*EXERCISE DIRECTIONS*: Give the number of lines that contain the string "screenshot", please, and nothing else.

*TASK MATERIAL*:
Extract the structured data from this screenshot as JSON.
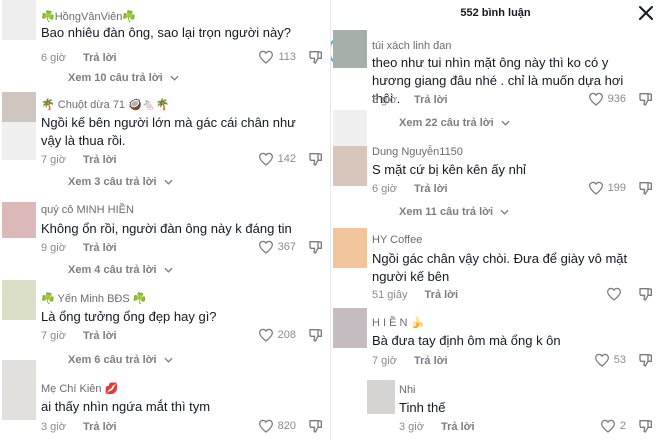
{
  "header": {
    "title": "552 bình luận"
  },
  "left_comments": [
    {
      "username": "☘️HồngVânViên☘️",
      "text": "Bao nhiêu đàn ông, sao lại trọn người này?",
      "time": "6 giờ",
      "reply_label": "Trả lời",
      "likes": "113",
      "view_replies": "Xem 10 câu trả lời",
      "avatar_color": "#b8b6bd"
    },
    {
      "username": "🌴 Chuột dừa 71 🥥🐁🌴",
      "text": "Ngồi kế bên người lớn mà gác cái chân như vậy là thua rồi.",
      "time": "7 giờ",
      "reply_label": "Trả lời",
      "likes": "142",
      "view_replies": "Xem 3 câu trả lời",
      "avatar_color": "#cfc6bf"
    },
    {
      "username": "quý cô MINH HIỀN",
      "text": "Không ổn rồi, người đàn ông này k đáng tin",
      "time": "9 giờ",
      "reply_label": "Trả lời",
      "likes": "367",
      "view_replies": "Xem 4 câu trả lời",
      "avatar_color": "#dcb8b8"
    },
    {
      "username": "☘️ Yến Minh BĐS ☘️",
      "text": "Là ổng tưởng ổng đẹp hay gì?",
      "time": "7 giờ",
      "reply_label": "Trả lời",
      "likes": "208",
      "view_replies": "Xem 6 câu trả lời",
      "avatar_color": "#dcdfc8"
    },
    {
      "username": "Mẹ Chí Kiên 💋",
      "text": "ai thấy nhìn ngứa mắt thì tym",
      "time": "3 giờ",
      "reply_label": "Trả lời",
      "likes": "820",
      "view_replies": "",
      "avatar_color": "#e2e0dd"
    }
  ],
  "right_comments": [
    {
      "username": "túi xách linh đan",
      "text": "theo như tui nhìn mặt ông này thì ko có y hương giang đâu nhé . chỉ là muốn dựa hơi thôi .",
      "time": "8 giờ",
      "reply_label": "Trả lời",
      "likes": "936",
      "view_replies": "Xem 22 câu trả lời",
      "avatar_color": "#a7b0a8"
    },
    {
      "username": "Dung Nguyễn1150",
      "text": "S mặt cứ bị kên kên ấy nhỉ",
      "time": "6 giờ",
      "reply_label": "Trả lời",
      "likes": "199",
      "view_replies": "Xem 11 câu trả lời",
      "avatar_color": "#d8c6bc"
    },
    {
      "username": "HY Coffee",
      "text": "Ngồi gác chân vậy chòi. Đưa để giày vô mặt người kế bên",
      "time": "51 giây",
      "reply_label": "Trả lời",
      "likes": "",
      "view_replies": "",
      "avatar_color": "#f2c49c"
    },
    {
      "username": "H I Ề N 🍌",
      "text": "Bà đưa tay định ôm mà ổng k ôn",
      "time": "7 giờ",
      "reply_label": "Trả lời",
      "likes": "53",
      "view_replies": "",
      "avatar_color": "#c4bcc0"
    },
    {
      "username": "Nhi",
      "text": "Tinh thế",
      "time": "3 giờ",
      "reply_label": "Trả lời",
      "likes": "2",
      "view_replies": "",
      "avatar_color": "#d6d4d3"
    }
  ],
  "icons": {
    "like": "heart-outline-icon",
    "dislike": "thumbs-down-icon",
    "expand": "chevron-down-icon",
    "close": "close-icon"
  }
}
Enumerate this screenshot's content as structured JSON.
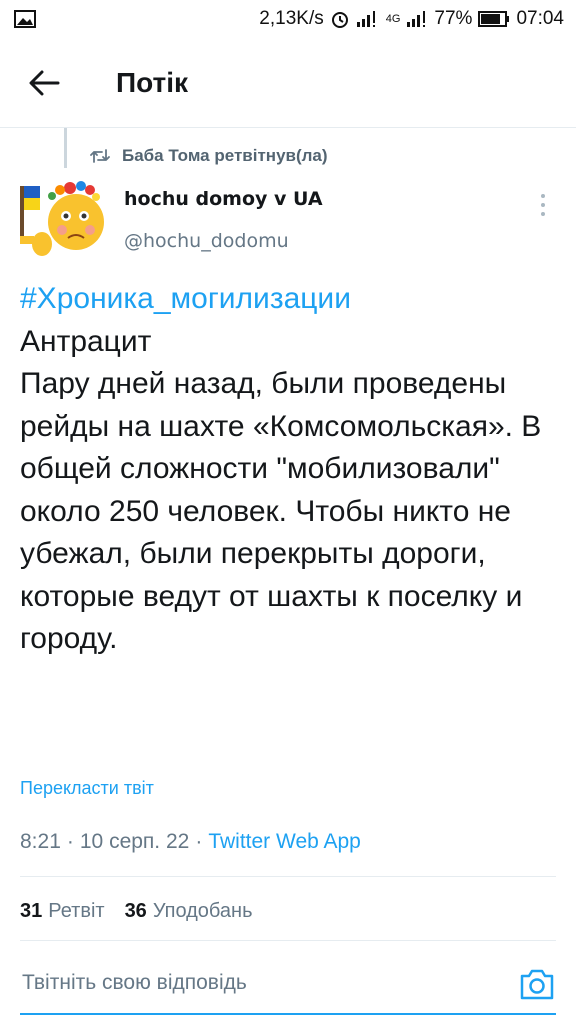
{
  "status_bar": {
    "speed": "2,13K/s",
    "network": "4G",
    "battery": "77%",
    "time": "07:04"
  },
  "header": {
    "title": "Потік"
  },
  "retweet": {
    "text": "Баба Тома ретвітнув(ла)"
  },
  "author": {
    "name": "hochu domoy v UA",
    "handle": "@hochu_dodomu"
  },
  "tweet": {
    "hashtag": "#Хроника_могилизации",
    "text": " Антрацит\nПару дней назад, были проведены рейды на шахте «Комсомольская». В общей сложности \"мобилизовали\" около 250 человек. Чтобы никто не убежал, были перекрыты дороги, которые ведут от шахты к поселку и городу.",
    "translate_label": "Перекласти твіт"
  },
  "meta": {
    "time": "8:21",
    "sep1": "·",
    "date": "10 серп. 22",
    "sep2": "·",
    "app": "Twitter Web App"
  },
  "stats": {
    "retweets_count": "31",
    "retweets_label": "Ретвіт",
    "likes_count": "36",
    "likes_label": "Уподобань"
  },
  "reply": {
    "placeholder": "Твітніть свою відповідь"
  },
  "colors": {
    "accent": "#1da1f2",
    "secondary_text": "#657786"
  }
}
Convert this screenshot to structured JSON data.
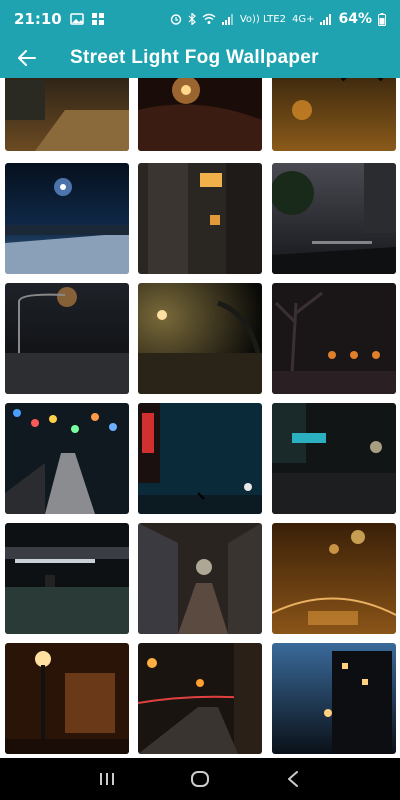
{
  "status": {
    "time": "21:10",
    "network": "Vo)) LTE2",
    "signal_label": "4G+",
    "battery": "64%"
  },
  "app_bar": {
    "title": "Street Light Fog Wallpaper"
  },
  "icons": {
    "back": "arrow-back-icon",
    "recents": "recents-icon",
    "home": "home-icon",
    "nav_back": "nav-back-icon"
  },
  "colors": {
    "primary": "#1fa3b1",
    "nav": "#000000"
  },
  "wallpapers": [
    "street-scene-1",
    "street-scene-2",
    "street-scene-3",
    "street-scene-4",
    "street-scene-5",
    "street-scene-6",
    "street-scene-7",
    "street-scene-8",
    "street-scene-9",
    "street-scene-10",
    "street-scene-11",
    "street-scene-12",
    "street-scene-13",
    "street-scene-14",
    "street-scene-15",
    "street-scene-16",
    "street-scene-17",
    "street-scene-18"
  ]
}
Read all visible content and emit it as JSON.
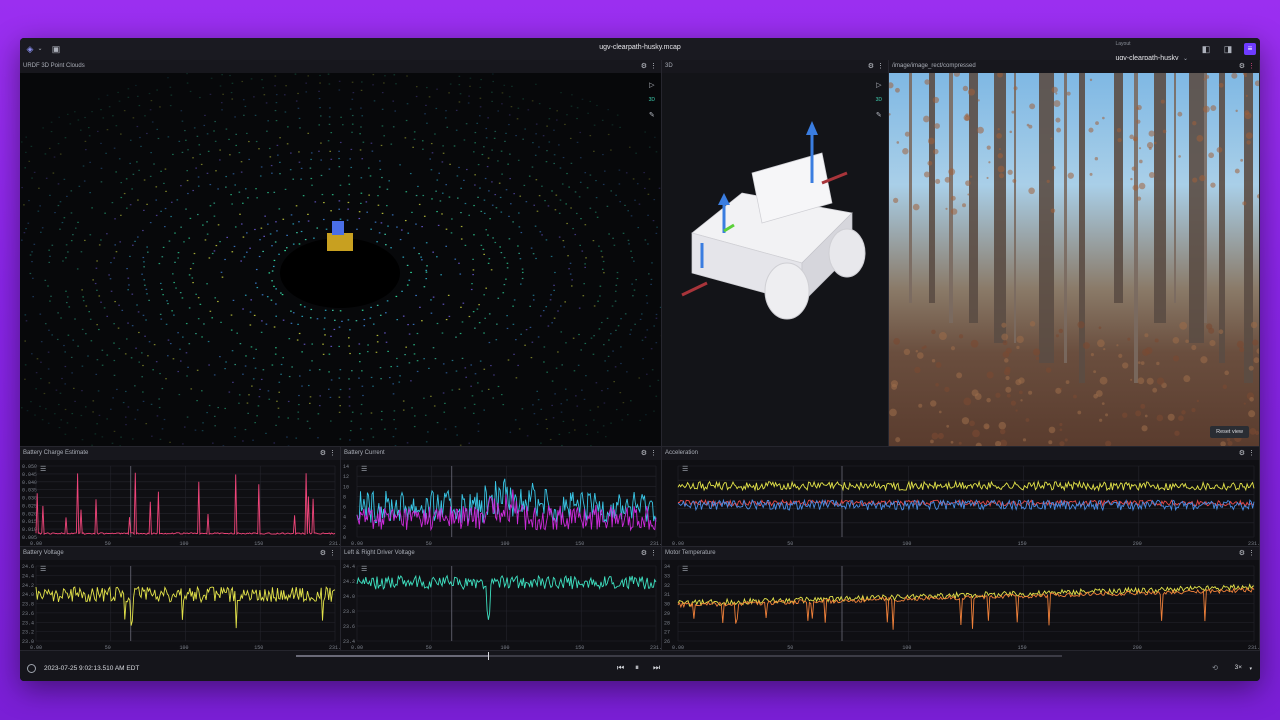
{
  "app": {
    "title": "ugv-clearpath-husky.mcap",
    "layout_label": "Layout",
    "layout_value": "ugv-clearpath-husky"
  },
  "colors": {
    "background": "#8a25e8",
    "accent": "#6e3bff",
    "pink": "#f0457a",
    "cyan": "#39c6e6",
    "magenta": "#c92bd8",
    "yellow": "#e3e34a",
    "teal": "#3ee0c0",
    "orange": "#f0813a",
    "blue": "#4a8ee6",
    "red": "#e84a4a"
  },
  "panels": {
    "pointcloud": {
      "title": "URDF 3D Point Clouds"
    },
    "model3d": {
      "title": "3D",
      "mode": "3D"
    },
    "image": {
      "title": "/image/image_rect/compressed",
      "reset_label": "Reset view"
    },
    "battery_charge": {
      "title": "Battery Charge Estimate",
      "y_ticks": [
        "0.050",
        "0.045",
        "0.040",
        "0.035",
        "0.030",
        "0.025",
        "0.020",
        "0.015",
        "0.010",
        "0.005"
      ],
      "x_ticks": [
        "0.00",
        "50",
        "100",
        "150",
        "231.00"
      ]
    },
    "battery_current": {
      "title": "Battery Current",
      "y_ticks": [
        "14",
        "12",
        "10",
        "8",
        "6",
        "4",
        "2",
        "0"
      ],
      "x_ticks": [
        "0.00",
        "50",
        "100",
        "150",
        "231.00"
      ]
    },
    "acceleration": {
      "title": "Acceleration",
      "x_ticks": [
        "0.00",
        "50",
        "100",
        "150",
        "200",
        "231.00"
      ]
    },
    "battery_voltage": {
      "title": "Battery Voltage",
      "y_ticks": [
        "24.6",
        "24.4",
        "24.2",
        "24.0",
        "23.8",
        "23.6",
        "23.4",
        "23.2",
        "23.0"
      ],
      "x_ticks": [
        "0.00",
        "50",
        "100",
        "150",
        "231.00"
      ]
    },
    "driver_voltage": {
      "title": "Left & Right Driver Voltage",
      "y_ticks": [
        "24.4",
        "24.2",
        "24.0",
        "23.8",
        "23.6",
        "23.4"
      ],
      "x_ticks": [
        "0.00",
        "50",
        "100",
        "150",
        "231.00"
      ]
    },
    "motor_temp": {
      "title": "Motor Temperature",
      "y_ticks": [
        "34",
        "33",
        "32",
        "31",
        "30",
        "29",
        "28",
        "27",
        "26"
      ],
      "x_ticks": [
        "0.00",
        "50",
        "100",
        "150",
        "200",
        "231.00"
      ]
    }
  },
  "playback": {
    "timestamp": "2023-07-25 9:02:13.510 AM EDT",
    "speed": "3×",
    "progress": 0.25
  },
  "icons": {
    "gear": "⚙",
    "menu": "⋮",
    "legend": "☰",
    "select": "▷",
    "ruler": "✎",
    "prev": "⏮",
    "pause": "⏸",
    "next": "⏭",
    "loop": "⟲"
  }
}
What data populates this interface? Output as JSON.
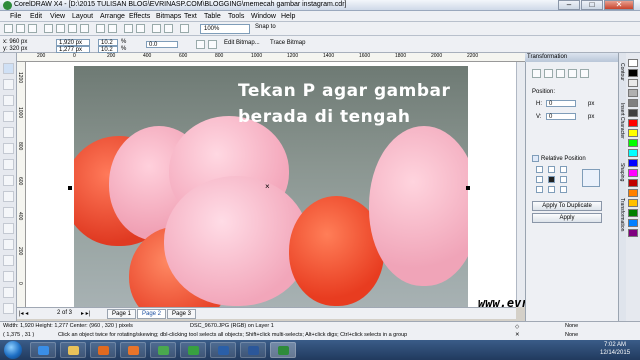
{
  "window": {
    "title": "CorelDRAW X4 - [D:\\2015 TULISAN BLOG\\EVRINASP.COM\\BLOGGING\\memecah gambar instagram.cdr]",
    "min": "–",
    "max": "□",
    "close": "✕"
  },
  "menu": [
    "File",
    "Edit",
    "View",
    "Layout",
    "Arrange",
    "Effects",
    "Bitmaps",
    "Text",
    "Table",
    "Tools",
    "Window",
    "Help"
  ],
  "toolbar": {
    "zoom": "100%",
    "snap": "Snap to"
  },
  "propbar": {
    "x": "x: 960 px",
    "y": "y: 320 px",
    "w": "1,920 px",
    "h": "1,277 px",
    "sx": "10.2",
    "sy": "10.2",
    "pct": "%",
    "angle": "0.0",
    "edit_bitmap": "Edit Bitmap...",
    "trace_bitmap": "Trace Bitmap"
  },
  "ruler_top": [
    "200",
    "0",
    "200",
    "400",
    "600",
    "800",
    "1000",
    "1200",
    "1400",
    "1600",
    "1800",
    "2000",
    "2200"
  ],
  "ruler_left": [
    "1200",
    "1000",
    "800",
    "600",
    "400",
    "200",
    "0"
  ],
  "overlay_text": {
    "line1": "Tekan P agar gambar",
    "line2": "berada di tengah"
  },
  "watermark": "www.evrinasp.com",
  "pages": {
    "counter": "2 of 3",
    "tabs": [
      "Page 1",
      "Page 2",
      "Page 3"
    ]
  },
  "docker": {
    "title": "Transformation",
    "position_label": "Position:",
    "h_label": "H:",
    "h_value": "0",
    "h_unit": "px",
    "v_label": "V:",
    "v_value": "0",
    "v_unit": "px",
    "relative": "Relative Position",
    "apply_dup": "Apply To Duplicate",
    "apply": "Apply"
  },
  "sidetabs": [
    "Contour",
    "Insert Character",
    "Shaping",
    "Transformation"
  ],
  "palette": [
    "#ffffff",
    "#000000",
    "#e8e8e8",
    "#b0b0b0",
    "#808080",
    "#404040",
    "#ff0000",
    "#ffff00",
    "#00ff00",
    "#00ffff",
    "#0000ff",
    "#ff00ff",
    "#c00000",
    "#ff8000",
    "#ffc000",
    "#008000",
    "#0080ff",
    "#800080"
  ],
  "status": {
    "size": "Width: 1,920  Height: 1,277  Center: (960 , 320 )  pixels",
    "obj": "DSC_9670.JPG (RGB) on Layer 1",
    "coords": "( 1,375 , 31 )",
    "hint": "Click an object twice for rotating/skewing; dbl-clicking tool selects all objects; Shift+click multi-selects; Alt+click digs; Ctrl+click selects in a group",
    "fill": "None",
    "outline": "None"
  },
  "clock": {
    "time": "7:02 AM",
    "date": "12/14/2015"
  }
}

*REPLY*: 3